INPUT DATA start

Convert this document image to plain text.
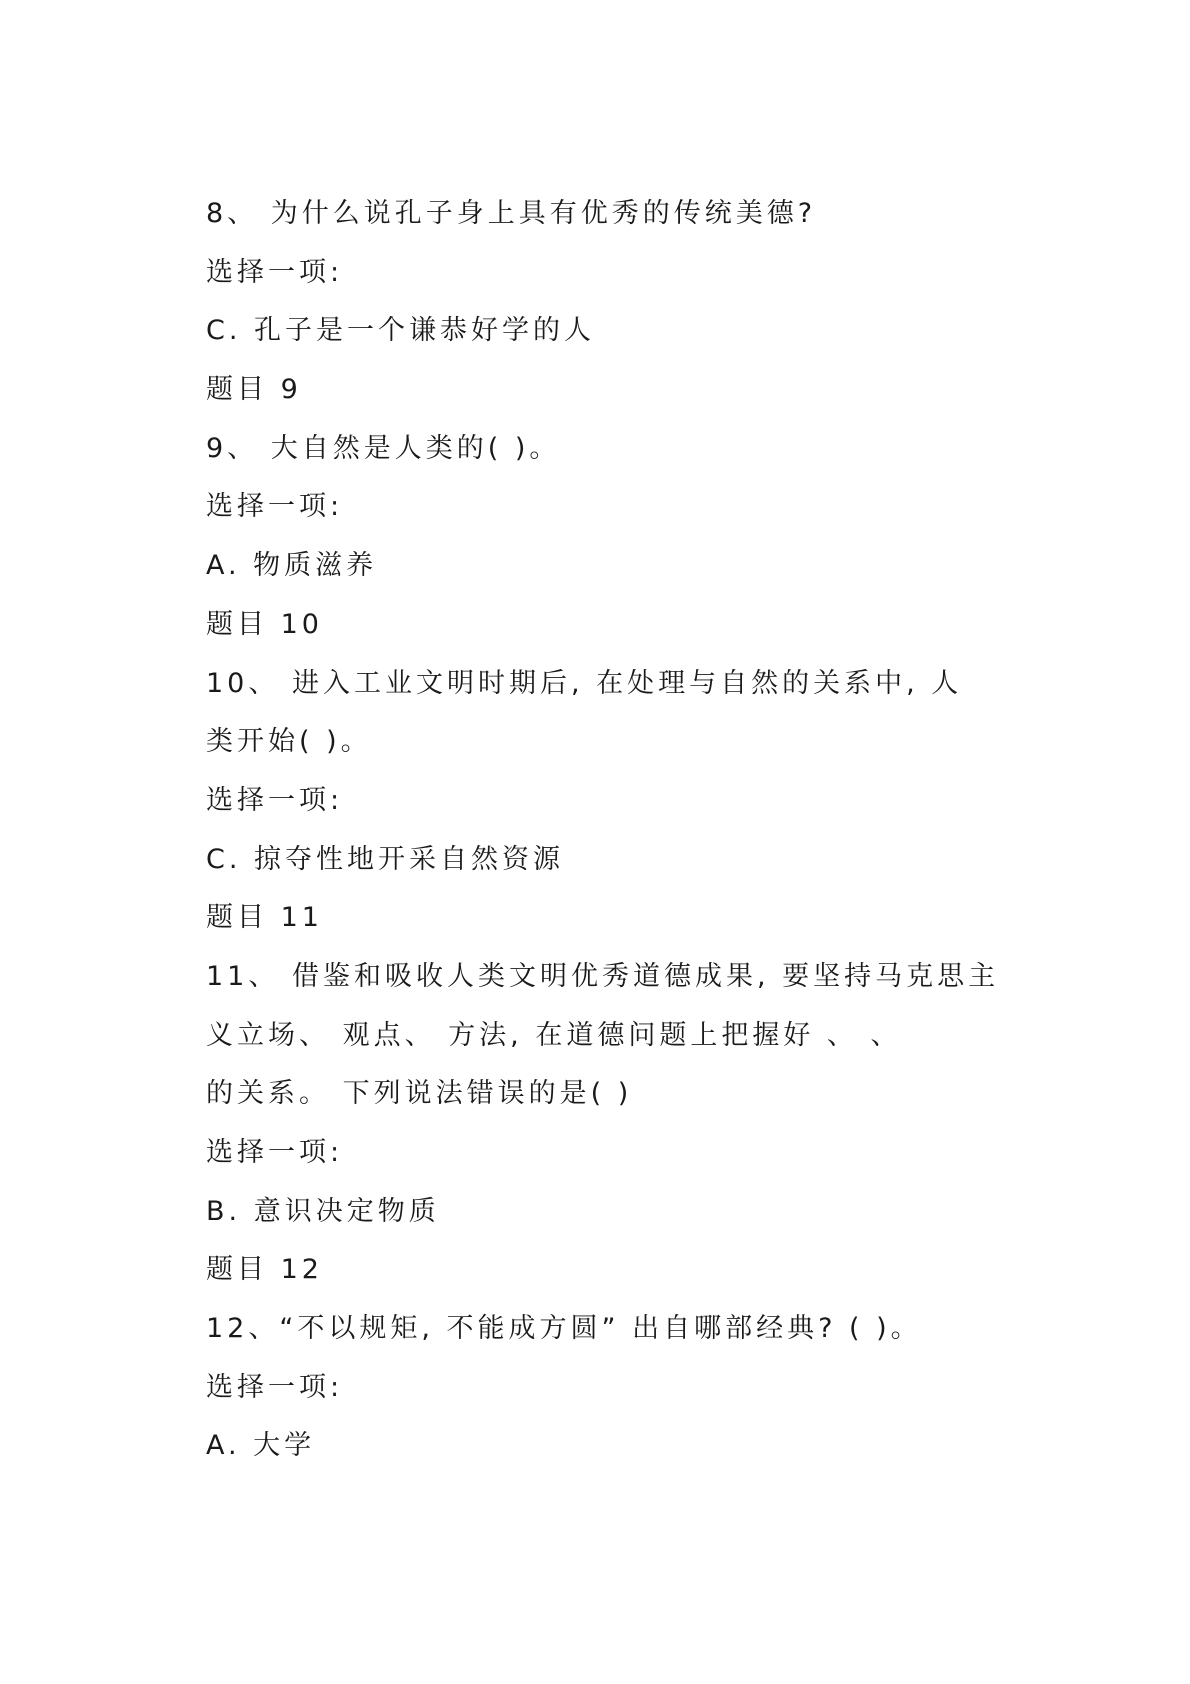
8、 为什么说孔子身上具有优秀的传统美德?
选择一项:
C. 孔子是一个谦恭好学的人
题目 9
9、 大自然是人类的( )。
选择一项:
A. 物质滋养
题目 10
10、 进入工业文明时期后, 在处理与自然的关系中, 人
类开始( )。
选择一项:
C. 掠夺性地开采自然资源
题目 11
11、 借鉴和吸收人类文明优秀道德成果, 要坚持马克思主
义立场、 观点、 方法, 在道德问题上把握好 、 、
的关系。 下列说法错误的是( )
选择一项:
B. 意识决定物质
题目 12
12、“不以规矩, 不能成方圆” 出自哪部经典? ( )。
选择一项:
A. 大学
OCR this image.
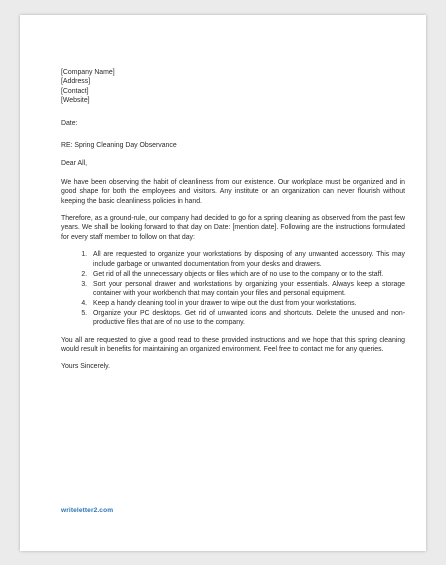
[Company Name]
[Address]
[Contact]
[Website]

Date:

RE: Spring Cleaning Day Observance

Dear All,

We have been observing the habit of cleanliness from our existence. Our workplace must be organized and in good shape for both the employees and visitors. Any institute or an organization can never flourish without keeping the basic cleanliness policies in hand.

Therefore, as a ground-rule, our company had decided to go for a spring cleaning as observed from the past few years. We shall be looking forward to that day on Date: [mention date]. Following are the instructions formulated for every staff member to follow on that day:

1. All are requested to organize your workstations by disposing of any unwanted accessory. This may include garbage or unwanted documentation from your desks and drawers.
2. Get rid of all the unnecessary objects or files which are of no use to the company or to the staff.
3. Sort your personal drawer and workstations by organizing your essentials. Always keep a storage container with your workbench that may contain your files and personal equipment.
4. Keep a handy cleaning tool in your drawer to wipe out the dust from your workstations.
5. Organize your PC desktops. Get rid of unwanted icons and shortcuts. Delete the unused and non-productive files that are of no use to the company.

You all are requested to give a good read to these provided instructions and we hope that this spring cleaning would result in benefits for maintaining an organized environment. Feel free to contact me for any queries.

Yours Sincerely.

writeletter2.com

INPUT DATA end

Could you reproduce every record above exactly, leaving out the pictures?

Convert this document image to plain text.
8、 为什么说孔子身上具有优秀的传统美德?
选择一项:
C. 孔子是一个谦恭好学的人
题目 9
9、 大自然是人类的( )。
选择一项:
A. 物质滋养
题目 10
10、 进入工业文明时期后, 在处理与自然的关系中, 人
类开始( )。
选择一项:
C. 掠夺性地开采自然资源
题目 11
11、 借鉴和吸收人类文明优秀道德成果, 要坚持马克思主
义立场、 观点、 方法, 在道德问题上把握好 、 、
的关系。 下列说法错误的是( )
选择一项:
B. 意识决定物质
题目 12
12、“不以规矩, 不能成方圆” 出自哪部经典? ( )。
选择一项:
A. 大学
OCR this image.
[Company Name]
[Address]
[Contact]
[Website]

Date:

RE: Spring Cleaning Day Observance

Dear All,

We have been observing the habit of cleanliness from our existence. Our workplace must be organized and in good shape for both the employees and visitors. Any institute or an organization can never flourish without keeping the basic cleanliness policies in hand.

Therefore, as a ground-rule, our company had decided to go for a spring cleaning as observed from the past few years. We shall be looking forward to that day on Date: [mention date]. Following are the instructions formulated for every staff member to follow on that day:

1. All are requested to organize your workstations by disposing of any unwanted accessory. This may include garbage or unwanted documentation from your desks and drawers.
2. Get rid of all the unnecessary objects or files which are of no use to the company or to the staff.
3. Sort your personal drawer and workstations by organizing your essentials. Always keep a storage container with your workbench that may contain your files and personal equipment.
4. Keep a handy cleaning tool in your drawer to wipe out the dust from your workstations.
5. Organize your PC desktops. Get rid of unwanted icons and shortcuts. Delete the unused and non-productive files that are of no use to the company.

You all are requested to give a good read to these provided instructions and we hope that this spring cleaning would result in benefits for maintaining an organized environment. Feel free to contact me for any queries.

Yours Sincerely.

writeletter2.com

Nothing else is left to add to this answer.